■ Saved data entries
☆ ☆ ☆ ☆ ☆ ☆ ☆

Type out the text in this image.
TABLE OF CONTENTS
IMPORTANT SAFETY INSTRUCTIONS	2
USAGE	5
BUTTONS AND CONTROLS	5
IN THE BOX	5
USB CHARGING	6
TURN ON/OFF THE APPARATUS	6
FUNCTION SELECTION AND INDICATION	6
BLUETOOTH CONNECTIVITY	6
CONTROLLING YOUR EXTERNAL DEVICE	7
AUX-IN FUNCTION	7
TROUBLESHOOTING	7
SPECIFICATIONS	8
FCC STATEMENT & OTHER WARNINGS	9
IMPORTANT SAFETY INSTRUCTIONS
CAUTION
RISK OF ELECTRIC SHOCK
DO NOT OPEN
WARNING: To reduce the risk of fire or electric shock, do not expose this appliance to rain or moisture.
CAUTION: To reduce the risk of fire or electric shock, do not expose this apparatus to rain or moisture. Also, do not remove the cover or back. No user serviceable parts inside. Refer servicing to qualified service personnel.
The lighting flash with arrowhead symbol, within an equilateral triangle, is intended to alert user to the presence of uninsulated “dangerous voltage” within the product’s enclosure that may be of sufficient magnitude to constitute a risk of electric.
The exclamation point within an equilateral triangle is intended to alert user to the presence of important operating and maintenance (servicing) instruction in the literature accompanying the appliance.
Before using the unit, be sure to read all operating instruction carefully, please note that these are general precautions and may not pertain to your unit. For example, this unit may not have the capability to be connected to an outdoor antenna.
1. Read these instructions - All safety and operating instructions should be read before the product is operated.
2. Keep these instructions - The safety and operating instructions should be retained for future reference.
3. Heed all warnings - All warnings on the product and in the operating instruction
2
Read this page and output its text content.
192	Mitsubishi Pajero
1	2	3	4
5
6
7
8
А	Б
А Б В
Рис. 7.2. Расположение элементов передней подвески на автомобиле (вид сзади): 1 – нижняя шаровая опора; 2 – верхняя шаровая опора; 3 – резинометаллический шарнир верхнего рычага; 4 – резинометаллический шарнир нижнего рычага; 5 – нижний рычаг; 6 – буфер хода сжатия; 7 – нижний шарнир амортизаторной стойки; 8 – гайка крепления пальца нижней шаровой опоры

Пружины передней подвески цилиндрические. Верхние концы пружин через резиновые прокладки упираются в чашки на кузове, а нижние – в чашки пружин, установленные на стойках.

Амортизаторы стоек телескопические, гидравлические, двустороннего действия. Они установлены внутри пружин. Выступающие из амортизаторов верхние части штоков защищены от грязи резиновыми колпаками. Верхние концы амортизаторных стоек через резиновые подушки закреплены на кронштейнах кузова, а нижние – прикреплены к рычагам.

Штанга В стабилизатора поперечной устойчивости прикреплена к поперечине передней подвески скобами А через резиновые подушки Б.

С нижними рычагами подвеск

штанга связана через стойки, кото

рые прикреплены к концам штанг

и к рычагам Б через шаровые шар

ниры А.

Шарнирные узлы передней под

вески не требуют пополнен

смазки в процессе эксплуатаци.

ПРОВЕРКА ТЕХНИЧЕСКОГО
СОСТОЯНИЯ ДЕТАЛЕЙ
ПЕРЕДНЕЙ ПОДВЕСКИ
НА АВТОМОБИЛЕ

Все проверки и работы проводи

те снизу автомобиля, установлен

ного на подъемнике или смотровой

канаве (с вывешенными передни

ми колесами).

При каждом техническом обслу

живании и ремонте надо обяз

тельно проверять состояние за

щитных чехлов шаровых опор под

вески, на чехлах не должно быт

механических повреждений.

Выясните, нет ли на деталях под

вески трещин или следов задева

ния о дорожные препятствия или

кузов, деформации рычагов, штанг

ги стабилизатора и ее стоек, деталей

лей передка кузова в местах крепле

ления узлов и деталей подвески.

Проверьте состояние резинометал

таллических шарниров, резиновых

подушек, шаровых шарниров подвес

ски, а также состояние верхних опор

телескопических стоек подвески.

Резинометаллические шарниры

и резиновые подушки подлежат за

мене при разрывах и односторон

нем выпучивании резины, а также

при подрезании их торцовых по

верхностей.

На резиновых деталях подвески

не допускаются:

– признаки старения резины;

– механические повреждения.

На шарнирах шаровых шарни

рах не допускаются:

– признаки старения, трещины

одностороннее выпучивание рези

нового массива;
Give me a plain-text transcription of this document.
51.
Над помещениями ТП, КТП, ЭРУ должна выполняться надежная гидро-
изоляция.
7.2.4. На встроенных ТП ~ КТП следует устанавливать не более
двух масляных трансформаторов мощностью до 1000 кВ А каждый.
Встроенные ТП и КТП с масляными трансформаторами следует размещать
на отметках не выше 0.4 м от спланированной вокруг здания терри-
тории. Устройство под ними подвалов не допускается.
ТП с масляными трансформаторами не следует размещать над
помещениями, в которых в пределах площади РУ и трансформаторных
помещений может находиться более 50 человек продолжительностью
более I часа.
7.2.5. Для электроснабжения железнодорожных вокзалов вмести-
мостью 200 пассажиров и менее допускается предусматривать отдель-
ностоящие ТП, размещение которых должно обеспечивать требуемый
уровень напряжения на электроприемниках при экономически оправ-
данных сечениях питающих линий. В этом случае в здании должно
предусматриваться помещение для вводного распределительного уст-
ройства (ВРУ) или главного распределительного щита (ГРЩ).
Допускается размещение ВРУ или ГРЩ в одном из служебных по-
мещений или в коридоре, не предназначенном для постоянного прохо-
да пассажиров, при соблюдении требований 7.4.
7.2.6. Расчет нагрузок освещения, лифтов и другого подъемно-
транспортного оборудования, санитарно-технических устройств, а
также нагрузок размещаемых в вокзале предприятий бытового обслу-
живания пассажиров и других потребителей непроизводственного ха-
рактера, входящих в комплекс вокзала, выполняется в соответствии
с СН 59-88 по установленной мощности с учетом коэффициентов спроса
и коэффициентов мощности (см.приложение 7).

☆ ☆ ☆ ☆ ☆ ☆ ☆

■ Brief
All of the data needs to be reproduced exactly, with no line missing.

■ Result of the exercise
Type out the text in this image.
TABLE OF CONTENTS
IMPORTANT SAFETY INSTRUCTIONS	2
USAGE	5
BUTTONS AND CONTROLS	5
IN THE BOX	5
USB CHARGING	6
TURN ON/OFF THE APPARATUS	6
FUNCTION SELECTION AND INDICATION	6
BLUETOOTH CONNECTIVITY	6
CONTROLLING YOUR EXTERNAL DEVICE	7
AUX-IN FUNCTION	7
TROUBLESHOOTING	7
SPECIFICATIONS	8
FCC STATEMENT & OTHER WARNINGS	9
IMPORTANT SAFETY INSTRUCTIONS
CAUTION
RISK OF ELECTRIC SHOCK
DO NOT OPEN
WARNING: To reduce the risk of fire or electric shock, do not expose this appliance to rain or moisture.
CAUTION: To reduce the risk of fire or electric shock, do not expose this apparatus to rain or moisture. Also, do not remove the cover or back. No user serviceable parts inside. Refer servicing to qualified service personnel.
The lighting flash with arrowhead symbol, within an equilateral triangle, is intended to alert user to the presence of uninsulated “dangerous voltage” within the product’s enclosure that may be of sufficient magnitude to constitute a risk of electric.
The exclamation point within an equilateral triangle is intended to alert user to the presence of important operating and maintenance (servicing) instruction in the literature accompanying the appliance.
Before using the unit, be sure to read all operating instruction carefully, please note that these are general precautions and may not pertain to your unit. For example, this unit may not have the capability to be connected to an outdoor antenna.
1. Read these instructions - All safety and operating instructions should be read before the product is operated.
2. Keep these instructions - The safety and operating instructions should be retained for future reference.
3. Heed all warnings - All warnings on the product and in the operating instruction
2
Read this page and output its text content.
192	Mitsubishi Pajero
1	2	3	4
5
6
7
8
А	Б
А Б В
Рис. 7.2. Расположение элементов передней подвески на автомобиле (вид сзади): 1 – нижняя шаровая опора; 2 – верхняя шаровая опора; 3 – резинометаллический шарнир верхнего рычага; 4 – резинометаллический шарнир нижнего рычага; 5 – нижний рычаг; 6 – буфер хода сжатия; 7 – нижний шарнир амортизаторной стойки; 8 – гайка крепления пальца нижней шаровой опоры

Пружины передней подвески цилиндрические. Верхние концы пружин через резиновые прокладки упираются в чашки на кузове, а нижние – в чашки пружин, установленные на стойках.

Амортизаторы стоек телескопические, гидравлические, двустороннего действия. Они установлены внутри пружин. Выступающие из амортизаторов верхние части штоков защищены от грязи резиновыми колпаками. Верхние концы амортизаторных стоек через резиновые подушки закреплены на кронштейнах кузова, а нижние – прикреплены к рычагам.

Штанга В стабилизатора поперечной устойчивости прикреплена к поперечине передней подвески скобами А через резиновые подушки Б.

С нижними рычагами подвеск

штанга связана через стойки, кото

рые прикреплены к концам штанг

и к рычагам Б через шаровые шар

ниры А.

Шарнирные узлы передней под

вески не требуют пополнен

смазки в процессе эксплуатаци.

ПРОВЕРКА ТЕХНИЧЕСКОГО
СОСТОЯНИЯ ДЕТАЛЕЙ
ПЕРЕДНЕЙ ПОДВЕСКИ
НА АВТОМОБИЛЕ

Все проверки и работы проводи

те снизу автомобиля, установлен

ного на подъемнике или смотровой

канаве (с вывешенными передни

ми колесами).

При каждом техническом обслу

живании и ремонте надо обяз

тельно проверять состояние за

щитных чехлов шаровых опор под

вески, на чехлах не должно быт

механических повреждений.

Выясните, нет ли на деталях под

вески трещин или следов задева

ния о дорожные препятствия или

кузов, деформации рычагов, штанг

ги стабилизатора и ее стоек, деталей

лей передка кузова в местах крепле

ления узлов и деталей подвески.

Проверьте состояние резинометал

таллических шарниров, резиновых

подушек, шаровых шарниров подвес

ски, а также состояние верхних опор

телескопических стоек подвески.

Резинометаллические шарниры

и резиновые подушки подлежат за

мене при разрывах и односторон

нем выпучивании резины, а также

при подрезании их торцовых по

верхностей.

На резиновых деталях подвески

не допускаются:

– признаки старения резины;

– механические повреждения.

На шарнирах шаровых шарни

рах не допускаются:

– признаки старения, трещины

одностороннее выпучивание рези

нового массива;
Give me a plain-text transcription of this document.
51.
Над помещениями ТП, КТП, ЭРУ должна выполняться надежная гидро-
изоляция.
7.2.4. На встроенных ТП ~ КТП следует устанавливать не более
двух масляных трансформаторов мощностью до 1000 кВ А каждый.
Встроенные ТП и КТП с масляными трансформаторами следует размещать
на отметках не выше 0.4 м от спланированной вокруг здания терри-
тории. Устройство под ними подвалов не допускается.
ТП с масляными трансформаторами не следует размещать над
помещениями, в которых в пределах площади РУ и трансформаторных
помещений может находиться более 50 человек продолжительностью
более I часа.
7.2.5. Для электроснабжения железнодорожных вокзалов вмести-
мостью 200 пассажиров и менее допускается предусматривать отдель-
ностоящие ТП, размещение которых должно обеспечивать требуемый
уровень напряжения на электроприемниках при экономически оправ-
данных сечениях питающих линий. В этом случае в здании должно
предусматриваться помещение для вводного распределительного уст-
ройства (ВРУ) или главного распределительного щита (ГРЩ).
Допускается размещение ВРУ или ГРЩ в одном из служебных по-
мещений или в коридоре, не предназначенном для постоянного прохо-
да пассажиров, при соблюдении требований 7.4.
7.2.6. Расчет нагрузок освещения, лифтов и другого подъемно-
транспортного оборудования, санитарно-технических устройств, а
также нагрузок размещаемых в вокзале предприятий бытового обслу-
живания пассажиров и других потребителей непроизводственного ха-
рактера, входящих в комплекс вокзала, выполняется в соответствии
с СН 59-88 по установленной мощности с учетом коэффициентов спроса
и коэффициентов мощности (см.приложение 7).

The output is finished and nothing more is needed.